>> begin Records for this exercise

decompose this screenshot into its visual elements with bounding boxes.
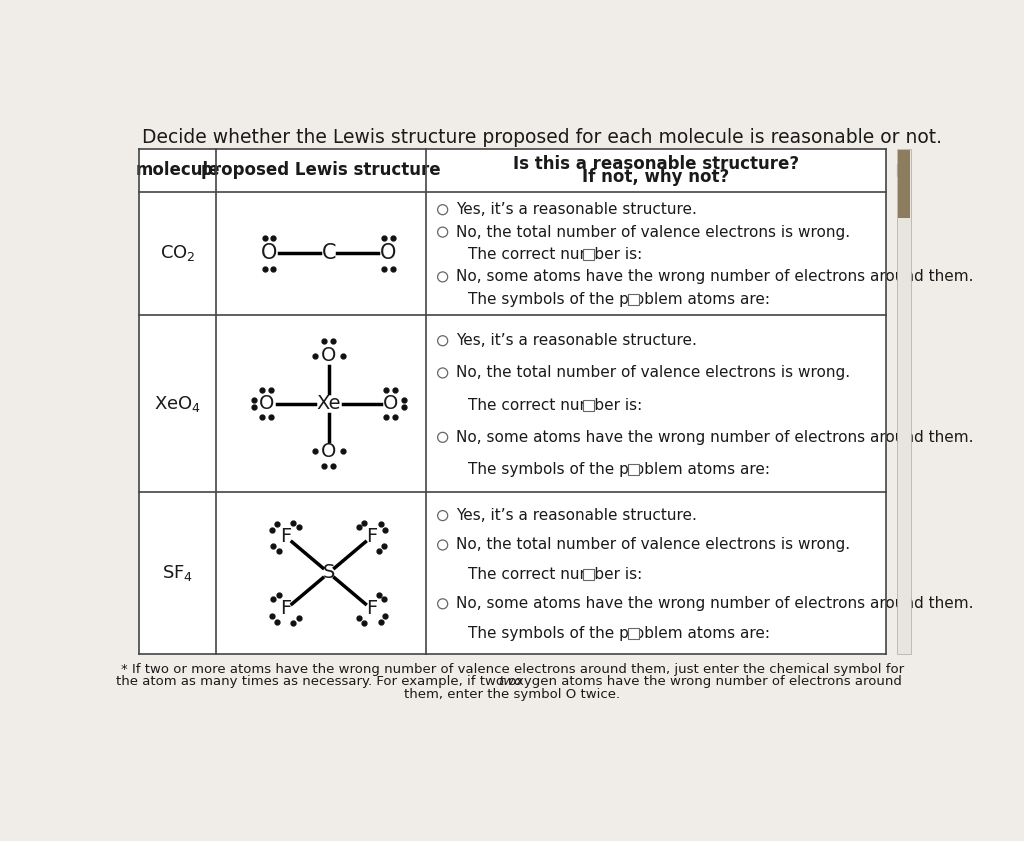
- Bar: [583, 399, 594, 410]
- Bar: [897, 149, 910, 653]
- Text: No, the total number of valence electrons is wrong.: No, the total number of valence electron…: [456, 366, 850, 380]
- Text: The symbols of the problem atoms are:: The symbols of the problem atoms are:: [468, 626, 770, 641]
- Text: C: C: [322, 243, 336, 263]
- Bar: [583, 569, 594, 579]
- Text: two: two: [498, 675, 522, 688]
- Text: CO$_2$: CO$_2$: [160, 243, 196, 263]
- Text: F: F: [281, 600, 292, 618]
- Text: O: O: [383, 394, 398, 413]
- Circle shape: [437, 540, 447, 550]
- Text: No, some atoms have the wrong number of electrons around them.: No, some atoms have the wrong number of …: [456, 596, 974, 611]
- Text: SF$_4$: SF$_4$: [162, 563, 194, 583]
- Circle shape: [437, 599, 447, 609]
- Text: The correct number is:: The correct number is:: [468, 567, 642, 582]
- Text: No, the total number of valence electrons is wrong.: No, the total number of valence electron…: [456, 225, 850, 240]
- Bar: [897, 164, 909, 177]
- Text: S: S: [323, 563, 335, 583]
- Text: O: O: [261, 243, 278, 263]
- Text: Xe: Xe: [316, 394, 341, 413]
- Text: F: F: [281, 527, 292, 547]
- Text: the atom as many times as necessary. For example, if two oxygen atoms have the w: the atom as many times as necessary. For…: [116, 675, 901, 688]
- Bar: [628, 294, 639, 304]
- Text: XeO$_4$: XeO$_4$: [154, 394, 201, 414]
- Circle shape: [437, 336, 447, 346]
- Bar: [628, 464, 639, 475]
- Text: molecule: molecule: [135, 161, 220, 179]
- Bar: [139, 149, 886, 653]
- Text: * If two or more atoms have the wrong number of valence electrons around them, j: * If two or more atoms have the wrong nu…: [121, 663, 904, 676]
- Text: If not, why not?: If not, why not?: [583, 168, 729, 186]
- Circle shape: [437, 368, 447, 378]
- Circle shape: [437, 204, 447, 214]
- Text: No, some atoms have the wrong number of electrons around them.: No, some atoms have the wrong number of …: [456, 269, 974, 284]
- Text: Yes, it’s a reasonable structure.: Yes, it’s a reasonable structure.: [456, 508, 696, 523]
- Text: No, the total number of valence electrons is wrong.: No, the total number of valence electron…: [456, 537, 850, 553]
- Text: O: O: [322, 442, 337, 461]
- Text: O: O: [322, 346, 337, 365]
- Text: The correct number is:: The correct number is:: [468, 247, 642, 262]
- Bar: [583, 249, 594, 260]
- Circle shape: [437, 432, 447, 442]
- Text: them, enter the symbol O twice.: them, enter the symbol O twice.: [404, 688, 621, 701]
- Text: Decide whether the Lewis structure proposed for each molecule is reasonable or n: Decide whether the Lewis structure propo…: [142, 128, 942, 147]
- Text: proposed Lewis structure: proposed Lewis structure: [201, 161, 440, 179]
- Text: The symbols of the problem atoms are:: The symbols of the problem atoms are:: [468, 462, 770, 477]
- Text: Yes, it’s a reasonable structure.: Yes, it’s a reasonable structure.: [456, 202, 696, 217]
- Text: F: F: [366, 600, 377, 618]
- Text: O: O: [259, 394, 274, 413]
- Text: O: O: [380, 243, 396, 263]
- Circle shape: [437, 272, 447, 282]
- Circle shape: [437, 510, 447, 521]
- Text: The correct number is:: The correct number is:: [468, 398, 642, 413]
- Text: Yes, it’s a reasonable structure.: Yes, it’s a reasonable structure.: [456, 333, 696, 348]
- Bar: [628, 628, 639, 638]
- Text: The symbols of the problem atoms are:: The symbols of the problem atoms are:: [468, 292, 770, 307]
- Circle shape: [437, 227, 447, 237]
- Text: Is this a reasonable structure?: Is this a reasonable structure?: [513, 155, 799, 173]
- Bar: [898, 151, 910, 218]
- Text: No, some atoms have the wrong number of electrons around them.: No, some atoms have the wrong number of …: [456, 430, 974, 445]
- Text: F: F: [366, 527, 377, 547]
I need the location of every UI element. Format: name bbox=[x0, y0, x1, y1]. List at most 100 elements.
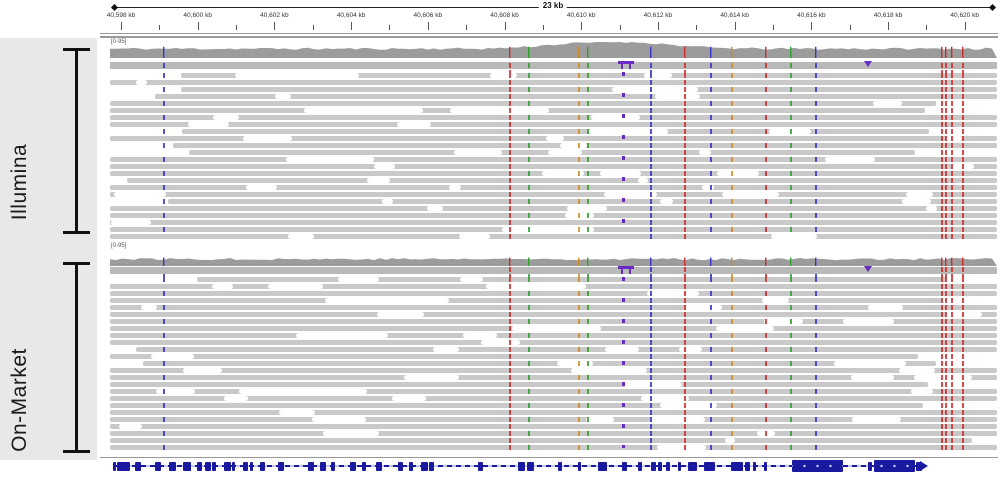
ruler-minor-tick bbox=[619, 25, 621, 30]
read-gap bbox=[542, 171, 584, 176]
insertion-mark-column bbox=[622, 277, 625, 448]
read-gap bbox=[722, 192, 779, 197]
ruler-major-tick bbox=[581, 22, 583, 30]
read-gap bbox=[612, 87, 698, 92]
read-gap bbox=[764, 319, 804, 324]
variant-mismatch-column bbox=[765, 267, 767, 452]
read-row bbox=[110, 284, 997, 289]
read-gap bbox=[684, 305, 722, 310]
ruler-tick-label: 40,606 kb bbox=[413, 12, 443, 19]
read-row bbox=[168, 199, 997, 204]
read-row bbox=[110, 431, 997, 436]
read-row bbox=[110, 185, 997, 190]
read-gap bbox=[288, 234, 314, 239]
read-gap bbox=[762, 298, 789, 303]
coverage-track bbox=[110, 42, 997, 58]
insertion-marker-icon bbox=[618, 266, 626, 274]
read-gap bbox=[641, 396, 690, 401]
variant-mismatch-column bbox=[731, 267, 733, 452]
read-row bbox=[110, 234, 997, 239]
variant-mismatch-column bbox=[710, 267, 712, 452]
span-right-arrow-icon bbox=[988, 3, 997, 12]
read-gap bbox=[646, 291, 700, 296]
read-gap bbox=[649, 417, 706, 422]
read-row bbox=[110, 375, 997, 380]
read-row bbox=[110, 396, 997, 401]
ruler-minor-tick bbox=[159, 25, 161, 30]
read-gap bbox=[367, 178, 390, 183]
ruler-major-tick bbox=[657, 22, 659, 30]
variant-mismatch-column bbox=[941, 62, 943, 240]
gene-exon bbox=[429, 461, 434, 471]
ruler-major-tick bbox=[964, 22, 966, 30]
ruler-minor-tick bbox=[389, 25, 391, 30]
variant-mismatch-column bbox=[587, 62, 589, 240]
gene-exon bbox=[308, 461, 314, 471]
read-row bbox=[173, 143, 997, 148]
read-gap bbox=[427, 206, 444, 211]
variant-mismatch-column bbox=[962, 62, 964, 240]
gene-exon bbox=[155, 461, 161, 471]
read-row bbox=[110, 438, 973, 443]
gene-exon bbox=[578, 461, 581, 471]
on-market-coverage-range-label: [0-95] bbox=[111, 243, 127, 249]
read-row bbox=[110, 389, 997, 394]
read-gap bbox=[547, 150, 583, 155]
on-market-bracket-bottom-cap bbox=[63, 450, 90, 453]
read-row bbox=[110, 417, 997, 422]
group-label-illumina: Illumina bbox=[8, 143, 31, 221]
read-gap bbox=[150, 354, 194, 359]
read-gap bbox=[303, 108, 424, 113]
gene-exon bbox=[792, 460, 843, 472]
illumina-coverage-range-label: [0-95] bbox=[111, 39, 127, 45]
read-gap bbox=[338, 277, 380, 282]
gene-exon bbox=[398, 461, 403, 471]
read-gap bbox=[770, 234, 817, 239]
read-row bbox=[110, 424, 997, 429]
coverage-histogram bbox=[110, 42, 997, 58]
insertion-marker-icon bbox=[864, 61, 872, 67]
insertion-mark-column bbox=[622, 72, 625, 236]
read-row bbox=[110, 333, 997, 338]
read-gap bbox=[275, 94, 292, 99]
read-gap bbox=[458, 234, 491, 239]
read-row bbox=[110, 157, 997, 162]
read-gap bbox=[223, 396, 249, 401]
gene-exon bbox=[260, 461, 265, 471]
variant-mismatch-column bbox=[731, 62, 733, 240]
variant-mismatch-column bbox=[509, 267, 511, 452]
read-row bbox=[154, 94, 997, 99]
read-row bbox=[110, 305, 997, 310]
insertion-marker-icon bbox=[626, 61, 634, 69]
read-gap bbox=[381, 199, 393, 204]
read-gap bbox=[725, 438, 736, 443]
ruler-major-tick bbox=[274, 22, 276, 30]
read-row bbox=[126, 178, 997, 183]
variant-mismatch-column bbox=[163, 267, 165, 452]
variant-mismatch-column bbox=[578, 62, 580, 240]
ruler-minor-tick bbox=[312, 25, 314, 30]
gene-track-separator bbox=[100, 457, 998, 458]
gene-exon bbox=[598, 461, 607, 471]
ruler-major-tick bbox=[734, 22, 736, 30]
ruler-major-tick bbox=[811, 22, 813, 30]
read-row bbox=[110, 403, 924, 408]
read-gap bbox=[660, 403, 718, 408]
variant-mismatch-column bbox=[650, 267, 652, 452]
variant-mismatch-column bbox=[941, 267, 943, 452]
gene-exon bbox=[666, 461, 670, 471]
read-row bbox=[110, 206, 997, 211]
variant-mismatch-column bbox=[587, 267, 589, 452]
gene-exon bbox=[243, 461, 248, 471]
gene-exon bbox=[113, 461, 116, 471]
read-gap bbox=[245, 185, 277, 190]
variant-mismatch-column bbox=[790, 62, 792, 240]
read-row bbox=[110, 164, 997, 169]
gene-exon bbox=[320, 461, 326, 471]
read-gap bbox=[825, 157, 876, 162]
group-label-on-market: On-Market bbox=[8, 348, 31, 452]
gene-exon bbox=[212, 461, 216, 471]
read-gap bbox=[512, 326, 601, 331]
ruler-major-tick bbox=[427, 22, 429, 30]
gene-exon bbox=[688, 461, 697, 471]
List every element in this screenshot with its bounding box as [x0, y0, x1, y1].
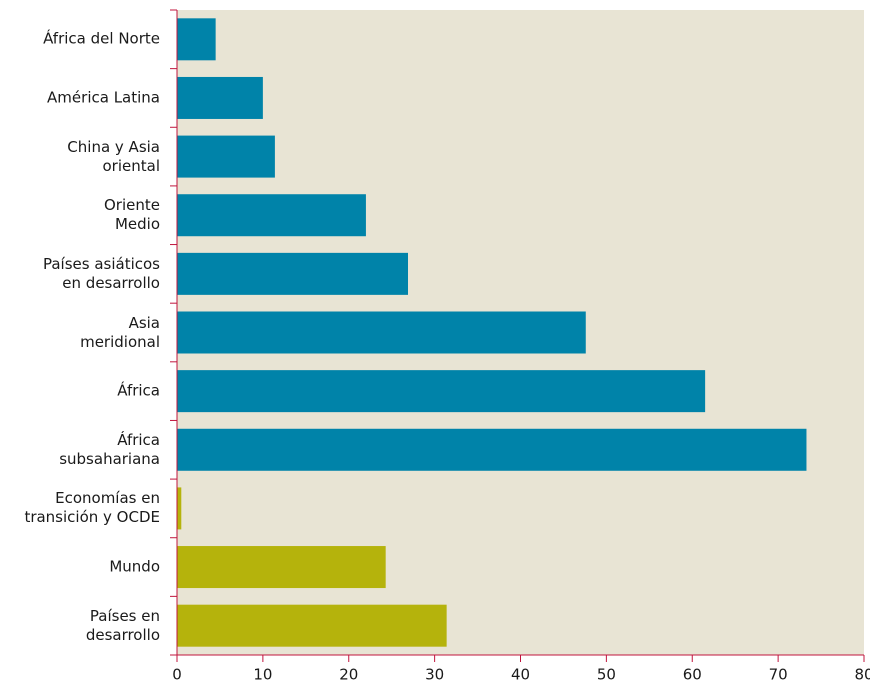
y-tick-label: Mundo [109, 557, 160, 576]
y-tick-label: América Latina [47, 88, 160, 107]
y-tick-label: África [117, 381, 160, 400]
x-tick-label: 40 [511, 666, 530, 684]
bar [177, 370, 706, 413]
y-tick-label: Economías en transición y OCDE [24, 489, 160, 527]
y-tick-label: China y Asia oriental [67, 137, 160, 175]
x-tick-label: 60 [683, 666, 702, 684]
x-tick-label: 80 [854, 666, 870, 684]
y-tick-label: Asia meridional [80, 313, 160, 351]
bar [177, 428, 807, 471]
bar [177, 487, 182, 530]
bar [177, 546, 386, 589]
y-tick-label: África del Norte [43, 29, 160, 48]
x-tick-label: 70 [769, 666, 788, 684]
bar [177, 604, 447, 647]
bar [177, 252, 409, 295]
x-tick-label: 10 [253, 666, 272, 684]
x-tick-label: 30 [425, 666, 444, 684]
bar [177, 76, 263, 119]
y-tick-label: África subsahariana [59, 430, 160, 468]
bar [177, 311, 586, 354]
bar [177, 135, 275, 178]
x-tick-label: 50 [597, 666, 616, 684]
x-tick-label: 0 [172, 666, 182, 684]
y-tick-label: Países en desarrollo [85, 606, 160, 644]
y-tick-label: Países asiáticos en desarrollo [42, 254, 160, 292]
bar [177, 18, 216, 61]
x-tick-label: 20 [339, 666, 358, 684]
y-tick-label: Oriente Medio [104, 196, 160, 234]
bar [177, 194, 366, 237]
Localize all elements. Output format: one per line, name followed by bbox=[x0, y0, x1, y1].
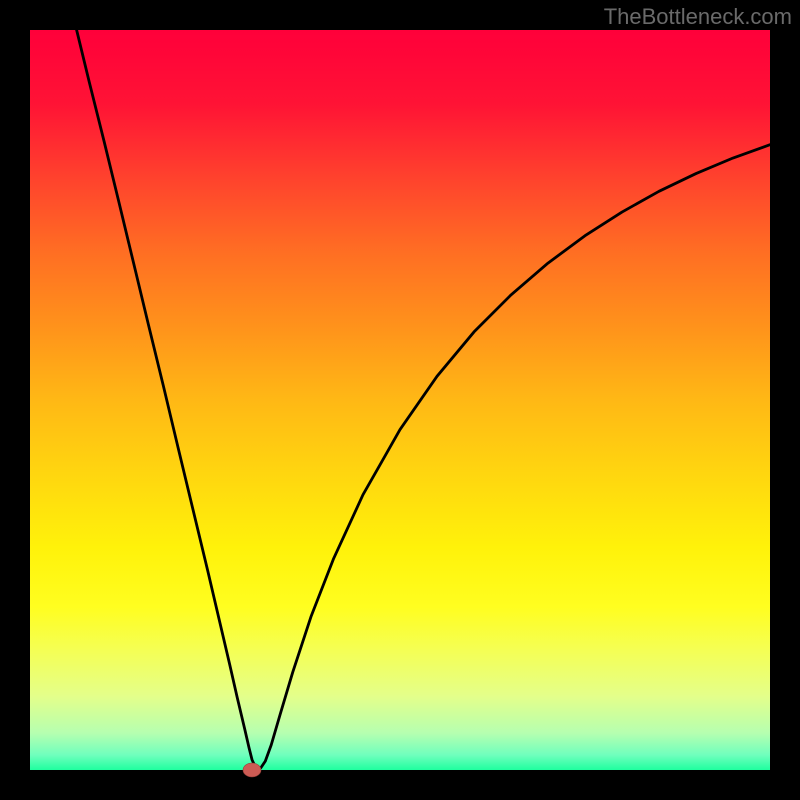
watermark-text: TheBottleneck.com bbox=[604, 4, 792, 30]
plot-area bbox=[30, 30, 770, 770]
optimal-point-marker bbox=[243, 763, 261, 777]
chart-container: TheBottleneck.com bbox=[0, 0, 800, 800]
bottleneck-chart bbox=[0, 0, 800, 800]
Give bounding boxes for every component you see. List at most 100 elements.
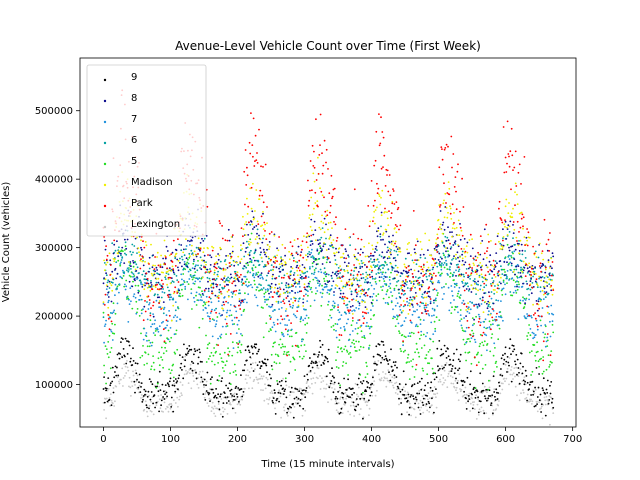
data-point bbox=[473, 386, 475, 389]
data-point bbox=[374, 362, 377, 365]
data-point bbox=[285, 282, 288, 284]
data-point bbox=[522, 365, 524, 368]
data-point bbox=[485, 264, 488, 267]
data-point bbox=[469, 255, 472, 257]
data-point bbox=[306, 270, 309, 273]
data-point bbox=[111, 339, 114, 341]
data-point bbox=[221, 307, 224, 310]
data-point bbox=[300, 344, 303, 347]
data-point bbox=[291, 254, 294, 257]
data-point bbox=[440, 374, 443, 376]
data-point bbox=[210, 351, 213, 354]
data-point bbox=[344, 345, 347, 348]
data-point bbox=[265, 322, 268, 325]
data-point bbox=[544, 281, 547, 283]
data-point bbox=[109, 316, 112, 319]
data-point bbox=[262, 375, 265, 378]
data-point bbox=[372, 216, 375, 219]
data-point bbox=[274, 277, 276, 280]
data-point bbox=[508, 364, 510, 367]
data-point bbox=[355, 350, 358, 352]
data-point bbox=[303, 308, 306, 311]
data-point bbox=[476, 390, 479, 393]
data-point bbox=[164, 393, 167, 395]
data-point bbox=[280, 282, 283, 284]
data-point bbox=[162, 283, 165, 285]
data-point bbox=[215, 320, 218, 322]
data-point bbox=[329, 372, 331, 374]
data-point bbox=[544, 345, 547, 348]
data-point bbox=[270, 365, 273, 367]
data-point bbox=[542, 264, 545, 266]
data-point bbox=[316, 364, 319, 367]
data-point bbox=[205, 295, 208, 298]
data-point bbox=[459, 256, 461, 259]
data-point bbox=[351, 387, 354, 390]
data-point bbox=[254, 134, 257, 137]
data-point bbox=[256, 352, 258, 355]
data-point bbox=[329, 382, 332, 385]
data-point bbox=[481, 240, 484, 242]
data-point bbox=[147, 295, 150, 298]
data-point bbox=[246, 213, 249, 215]
data-point bbox=[321, 296, 323, 298]
data-point bbox=[510, 262, 513, 265]
data-point bbox=[388, 285, 390, 288]
data-point bbox=[209, 398, 212, 401]
data-point bbox=[155, 299, 158, 302]
data-point bbox=[124, 355, 126, 358]
data-point bbox=[405, 283, 408, 286]
data-point bbox=[177, 259, 180, 262]
data-point bbox=[168, 314, 171, 317]
data-point bbox=[368, 327, 371, 330]
data-point bbox=[529, 334, 532, 337]
data-point bbox=[327, 289, 329, 291]
data-point bbox=[427, 400, 430, 403]
data-point bbox=[227, 301, 230, 304]
data-point bbox=[520, 275, 522, 278]
data-point bbox=[158, 306, 161, 308]
data-point bbox=[342, 252, 345, 255]
data-point bbox=[288, 258, 291, 261]
data-point bbox=[341, 396, 344, 399]
data-point bbox=[545, 395, 548, 398]
data-point bbox=[342, 292, 345, 295]
data-point bbox=[105, 389, 107, 392]
data-point bbox=[476, 353, 479, 355]
data-point bbox=[453, 308, 456, 311]
data-point bbox=[166, 406, 169, 409]
data-point bbox=[187, 298, 189, 301]
data-point bbox=[355, 266, 358, 269]
data-point bbox=[429, 337, 431, 340]
data-point bbox=[474, 397, 477, 399]
data-point bbox=[381, 273, 384, 275]
data-point bbox=[321, 353, 323, 356]
data-point bbox=[276, 254, 278, 257]
data-point bbox=[118, 357, 121, 360]
data-point bbox=[144, 310, 147, 313]
data-point bbox=[407, 313, 410, 315]
data-point bbox=[368, 399, 370, 402]
data-point bbox=[398, 332, 401, 334]
data-point bbox=[185, 257, 188, 260]
data-point bbox=[183, 279, 185, 282]
data-point bbox=[265, 238, 268, 241]
data-point bbox=[296, 261, 299, 264]
data-point bbox=[519, 362, 522, 365]
data-point bbox=[275, 399, 278, 402]
data-point bbox=[235, 398, 238, 401]
data-point bbox=[388, 247, 391, 250]
data-point bbox=[188, 369, 191, 371]
data-point bbox=[247, 270, 250, 272]
data-point bbox=[477, 361, 480, 364]
data-point bbox=[150, 400, 152, 403]
data-point bbox=[497, 274, 500, 277]
data-point bbox=[348, 278, 351, 281]
data-point bbox=[267, 256, 270, 258]
data-point bbox=[295, 331, 298, 334]
data-point bbox=[396, 266, 399, 269]
data-point bbox=[227, 353, 230, 356]
data-point bbox=[330, 241, 333, 244]
data-point bbox=[229, 393, 232, 395]
data-point bbox=[250, 112, 252, 114]
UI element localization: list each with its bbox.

>> end Records for this exercise

**Task**
Starting with the line containing "- Bar: [583, 399, 594, 410]" and going on through the line containing "567, 642, 582]", lay out those lines of the records as a Markdown table. Use the columns Row and Line, number each row, and omit blank lines.

**Response to the task**
| Row | Line |
|---|---|
| 1 | - Bar: [583, 399, 594, 410] |
| 2 | - Bar: [897, 149, 910, 653] |
| 3 | - Text: No, the total number of valence electrons is wrong.: No, the total number of valence electron…: [456, 366, 850, 380] |
| 4 | - Text: The symbols of the problem atoms are:: The symbols of the problem atoms are:: [468, 626, 770, 641] |
| 5 | - Text: C: C: [322, 243, 336, 263] |
| 6 | - Bar: [583, 569, 594, 579] |
| 7 | - Text: two: two: [498, 675, 522, 688] |
| 8 | - Text: CO$_2$: CO$_2$: [160, 243, 196, 263] |
| 9 | - Text: F: F: [281, 600, 292, 618] |
| 10 | - Text: O: O: [383, 394, 398, 413] |
| 11 | - Circle shape: [437, 540, 447, 550] |
| 12 | - Text: No, some atoms have the wrong number of electrons around them.: No, some atoms have the wrong number of …: [456, 596, 974, 611] |
| 13 | - Text: SF$_4$: SF$_4$: [162, 563, 194, 583] |
| 14 | - Circle shape: [437, 599, 447, 609] |
| 15 | - Text: The correct number is:: The correct number is:: [468, 567, 642, 582] |